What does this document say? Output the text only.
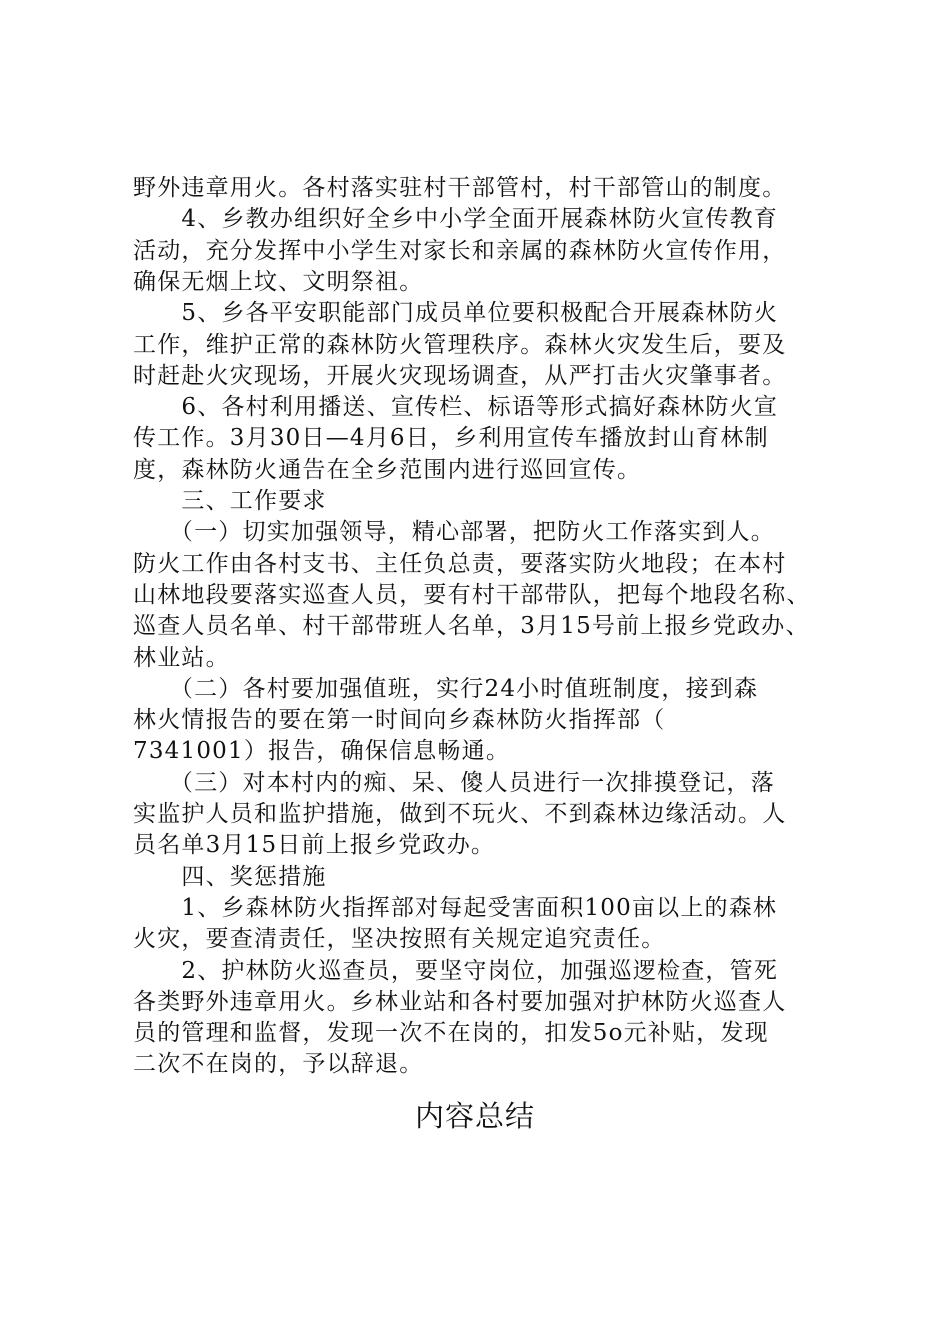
野外违章用火。各村落实驻村干部管村，村干部管山的制度。
　　4、乡教办组织好全乡中小学全面开展森林防火宣传教育
活动，充分发挥中小学生对家长和亲属的森林防火宣传作用，
确保无烟上坟、文明祭祖。
　　5、乡各平安职能部门成员单位要积极配合开展森林防火
工作，维护正常的森林防火管理秩序。森林火灾发生后，要及
时赶赴火灾现场，开展火灾现场调查，从严打击火灾肇事者。
　　6、各村利用播送、宣传栏、标语等形式搞好森林防火宣
传工作。3月30日—4月6日，乡利用宣传车播放封山育林制
度，森林防火通告在全乡范围内进行巡回宣传。
　　三、工作要求
　　（一）切实加强领导，精心部署，把防火工作落实到人。
防火工作由各村支书、主任负总责，要落实防火地段；在本村
山林地段要落实巡查人员，要有村干部带队，把每个地段名称、
巡查人员名单、村干部带班人名单，3月15号前上报乡党政办、
林业站。
　　（二）各村要加强值班，实行24小时值班制度，接到森
林火情报告的要在第一时间向乡森林防火指挥部（
7341001）报告，确保信息畅通。
　　（三）对本村内的痴、呆、傻人员进行一次排摸登记，落
实监护人员和监护措施，做到不玩火、不到森林边缘活动。人
员名单3月15日前上报乡党政办。
　　四、奖惩措施
　　1、乡森林防火指挥部对每起受害面积100亩以上的森林
火灾，要查清责任，坚决按照有关规定追究责任。
　　2、护林防火巡查员，要坚守岗位，加强巡逻检查，管死
各类野外违章用火。乡林业站和各村要加强对护林防火巡查人
员的管理和监督，发现一次不在岗的，扣发5o元补贴，发现
二次不在岗的，予以辞退。
内容总结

* Exercise: Omit every picture, then reproduce the rest of the listing exactly.

* Task response:
What does this document say? Output the text only.
野外违章用火。各村落实驻村干部管村，村干部管山的制度。
　　4、乡教办组织好全乡中小学全面开展森林防火宣传教育
活动，充分发挥中小学生对家长和亲属的森林防火宣传作用，
确保无烟上坟、文明祭祖。
　　5、乡各平安职能部门成员单位要积极配合开展森林防火
工作，维护正常的森林防火管理秩序。森林火灾发生后，要及
时赶赴火灾现场，开展火灾现场调查，从严打击火灾肇事者。
　　6、各村利用播送、宣传栏、标语等形式搞好森林防火宣
传工作。3月30日—4月6日，乡利用宣传车播放封山育林制
度，森林防火通告在全乡范围内进行巡回宣传。
　　三、工作要求
　　（一）切实加强领导，精心部署，把防火工作落实到人。
防火工作由各村支书、主任负总责，要落实防火地段；在本村
山林地段要落实巡查人员，要有村干部带队，把每个地段名称、
巡查人员名单、村干部带班人名单，3月15号前上报乡党政办、
林业站。
　　（二）各村要加强值班，实行24小时值班制度，接到森
林火情报告的要在第一时间向乡森林防火指挥部（
7341001）报告，确保信息畅通。
　　（三）对本村内的痴、呆、傻人员进行一次排摸登记，落
实监护人员和监护措施，做到不玩火、不到森林边缘活动。人
员名单3月15日前上报乡党政办。
　　四、奖惩措施
　　1、乡森林防火指挥部对每起受害面积100亩以上的森林
火灾，要查清责任，坚决按照有关规定追究责任。
　　2、护林防火巡查员，要坚守岗位，加强巡逻检查，管死
各类野外违章用火。乡林业站和各村要加强对护林防火巡查人
员的管理和监督，发现一次不在岗的，扣发5o元补贴，发现
二次不在岗的，予以辞退。
内容总结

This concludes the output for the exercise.